What the task requires:
Pick out each line in these entries that contains the string "fragment".

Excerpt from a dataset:
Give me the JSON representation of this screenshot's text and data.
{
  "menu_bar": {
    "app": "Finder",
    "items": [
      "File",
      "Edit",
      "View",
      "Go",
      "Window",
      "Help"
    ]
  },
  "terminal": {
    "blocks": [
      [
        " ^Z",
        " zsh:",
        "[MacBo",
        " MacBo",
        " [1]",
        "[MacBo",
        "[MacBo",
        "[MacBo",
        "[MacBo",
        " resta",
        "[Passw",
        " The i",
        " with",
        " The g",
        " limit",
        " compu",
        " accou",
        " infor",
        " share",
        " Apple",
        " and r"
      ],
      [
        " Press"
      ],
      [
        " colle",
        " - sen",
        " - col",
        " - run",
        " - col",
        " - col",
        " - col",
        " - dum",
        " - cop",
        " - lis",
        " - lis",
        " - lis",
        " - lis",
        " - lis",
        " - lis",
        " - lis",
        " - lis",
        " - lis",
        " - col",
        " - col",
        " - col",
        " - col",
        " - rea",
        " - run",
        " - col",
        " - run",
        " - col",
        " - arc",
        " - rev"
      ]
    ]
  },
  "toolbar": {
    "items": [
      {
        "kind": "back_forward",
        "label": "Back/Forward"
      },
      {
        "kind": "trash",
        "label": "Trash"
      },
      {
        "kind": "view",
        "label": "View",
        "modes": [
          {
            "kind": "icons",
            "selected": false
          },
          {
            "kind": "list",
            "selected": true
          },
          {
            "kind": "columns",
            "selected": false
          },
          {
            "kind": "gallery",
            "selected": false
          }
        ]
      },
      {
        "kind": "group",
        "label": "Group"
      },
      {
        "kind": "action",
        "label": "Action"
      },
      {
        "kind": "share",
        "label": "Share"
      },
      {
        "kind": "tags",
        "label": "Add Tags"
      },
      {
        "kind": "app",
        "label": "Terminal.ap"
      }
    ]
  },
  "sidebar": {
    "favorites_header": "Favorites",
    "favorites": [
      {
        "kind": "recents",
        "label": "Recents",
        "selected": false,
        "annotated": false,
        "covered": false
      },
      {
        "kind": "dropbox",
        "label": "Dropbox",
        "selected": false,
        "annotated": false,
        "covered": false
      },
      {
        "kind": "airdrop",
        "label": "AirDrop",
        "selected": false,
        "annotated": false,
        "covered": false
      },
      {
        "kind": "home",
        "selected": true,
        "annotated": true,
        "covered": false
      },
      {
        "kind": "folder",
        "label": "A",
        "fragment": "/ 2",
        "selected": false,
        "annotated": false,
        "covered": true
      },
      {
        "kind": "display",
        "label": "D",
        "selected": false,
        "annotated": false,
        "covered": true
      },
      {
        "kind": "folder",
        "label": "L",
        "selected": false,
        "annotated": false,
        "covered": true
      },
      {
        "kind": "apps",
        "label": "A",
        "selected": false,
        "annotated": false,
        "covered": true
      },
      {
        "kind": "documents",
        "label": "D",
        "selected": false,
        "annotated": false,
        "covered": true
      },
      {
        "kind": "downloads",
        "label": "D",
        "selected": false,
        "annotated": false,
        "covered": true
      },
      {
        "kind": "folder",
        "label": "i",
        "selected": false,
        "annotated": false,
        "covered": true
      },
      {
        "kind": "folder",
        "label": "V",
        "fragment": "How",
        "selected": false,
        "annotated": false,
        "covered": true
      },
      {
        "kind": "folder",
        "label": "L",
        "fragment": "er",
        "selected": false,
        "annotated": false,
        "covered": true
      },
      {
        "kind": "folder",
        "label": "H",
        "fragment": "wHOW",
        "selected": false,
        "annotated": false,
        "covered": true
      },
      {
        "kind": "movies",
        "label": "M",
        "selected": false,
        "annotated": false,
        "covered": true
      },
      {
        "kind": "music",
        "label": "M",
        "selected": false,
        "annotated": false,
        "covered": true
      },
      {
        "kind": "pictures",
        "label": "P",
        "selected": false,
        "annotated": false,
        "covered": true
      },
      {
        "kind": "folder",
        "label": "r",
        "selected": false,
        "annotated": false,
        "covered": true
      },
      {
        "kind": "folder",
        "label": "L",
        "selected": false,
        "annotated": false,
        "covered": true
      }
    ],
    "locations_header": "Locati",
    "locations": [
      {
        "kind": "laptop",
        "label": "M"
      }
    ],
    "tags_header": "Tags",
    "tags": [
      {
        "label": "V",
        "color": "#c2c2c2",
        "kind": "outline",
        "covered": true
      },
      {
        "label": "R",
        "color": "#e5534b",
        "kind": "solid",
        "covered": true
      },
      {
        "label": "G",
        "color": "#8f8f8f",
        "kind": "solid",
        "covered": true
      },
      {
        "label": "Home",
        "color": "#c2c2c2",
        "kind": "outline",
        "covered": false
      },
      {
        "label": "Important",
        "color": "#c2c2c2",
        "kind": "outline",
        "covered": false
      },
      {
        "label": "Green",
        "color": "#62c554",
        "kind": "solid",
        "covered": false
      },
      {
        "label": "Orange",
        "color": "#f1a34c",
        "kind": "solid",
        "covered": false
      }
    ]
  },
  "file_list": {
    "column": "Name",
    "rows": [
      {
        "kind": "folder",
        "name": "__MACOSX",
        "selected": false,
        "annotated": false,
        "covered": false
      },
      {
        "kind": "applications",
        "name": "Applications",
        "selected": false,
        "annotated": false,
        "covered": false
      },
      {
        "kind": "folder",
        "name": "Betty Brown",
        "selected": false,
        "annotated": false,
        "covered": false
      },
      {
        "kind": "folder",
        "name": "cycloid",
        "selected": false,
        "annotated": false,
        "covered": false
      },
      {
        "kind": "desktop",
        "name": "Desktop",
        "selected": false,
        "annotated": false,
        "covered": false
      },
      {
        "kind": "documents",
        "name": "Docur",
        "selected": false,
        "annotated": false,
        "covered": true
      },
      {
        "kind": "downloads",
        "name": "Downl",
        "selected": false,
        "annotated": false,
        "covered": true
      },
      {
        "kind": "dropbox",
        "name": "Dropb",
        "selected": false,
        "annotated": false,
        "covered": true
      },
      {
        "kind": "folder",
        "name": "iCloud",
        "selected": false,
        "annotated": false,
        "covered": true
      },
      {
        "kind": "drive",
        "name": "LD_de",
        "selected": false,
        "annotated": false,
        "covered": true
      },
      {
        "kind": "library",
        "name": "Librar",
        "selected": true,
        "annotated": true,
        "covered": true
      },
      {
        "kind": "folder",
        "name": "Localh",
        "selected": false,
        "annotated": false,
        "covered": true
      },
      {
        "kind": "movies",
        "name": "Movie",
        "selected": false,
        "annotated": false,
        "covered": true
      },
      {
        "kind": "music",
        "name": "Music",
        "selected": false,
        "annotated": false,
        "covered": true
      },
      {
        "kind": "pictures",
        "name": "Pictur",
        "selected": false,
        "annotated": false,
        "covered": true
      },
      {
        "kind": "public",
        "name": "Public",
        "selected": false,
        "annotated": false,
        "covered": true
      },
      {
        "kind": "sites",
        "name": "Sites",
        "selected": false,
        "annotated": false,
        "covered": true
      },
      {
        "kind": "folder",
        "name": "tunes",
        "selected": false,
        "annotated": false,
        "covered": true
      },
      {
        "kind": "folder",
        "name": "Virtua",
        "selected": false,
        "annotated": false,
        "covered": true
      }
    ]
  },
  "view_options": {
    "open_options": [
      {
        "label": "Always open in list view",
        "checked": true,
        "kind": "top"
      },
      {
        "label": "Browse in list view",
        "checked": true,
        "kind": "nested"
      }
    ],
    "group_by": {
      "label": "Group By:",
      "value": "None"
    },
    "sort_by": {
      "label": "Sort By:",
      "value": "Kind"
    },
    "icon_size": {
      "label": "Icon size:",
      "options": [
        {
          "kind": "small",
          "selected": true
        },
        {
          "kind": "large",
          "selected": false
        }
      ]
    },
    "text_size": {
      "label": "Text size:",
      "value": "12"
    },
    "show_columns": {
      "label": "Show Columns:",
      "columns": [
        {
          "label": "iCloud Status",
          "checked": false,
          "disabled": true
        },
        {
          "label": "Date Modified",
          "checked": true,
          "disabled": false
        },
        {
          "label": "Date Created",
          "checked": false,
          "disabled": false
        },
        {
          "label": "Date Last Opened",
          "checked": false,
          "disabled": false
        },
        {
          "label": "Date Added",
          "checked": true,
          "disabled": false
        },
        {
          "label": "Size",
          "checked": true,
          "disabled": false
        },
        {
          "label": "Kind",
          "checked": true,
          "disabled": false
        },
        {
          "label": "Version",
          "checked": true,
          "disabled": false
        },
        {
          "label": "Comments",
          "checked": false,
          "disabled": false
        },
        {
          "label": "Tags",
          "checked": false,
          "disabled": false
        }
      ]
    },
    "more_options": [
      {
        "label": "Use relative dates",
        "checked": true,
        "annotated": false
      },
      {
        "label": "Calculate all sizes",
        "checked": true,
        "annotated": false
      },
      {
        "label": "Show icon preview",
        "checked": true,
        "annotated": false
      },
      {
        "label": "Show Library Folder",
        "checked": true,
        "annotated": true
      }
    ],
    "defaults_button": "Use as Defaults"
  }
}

Final result:
        "fragment": "/ 2",
        "fragment": "How",
        "fragment": "er",
        "fragment": "wHOW",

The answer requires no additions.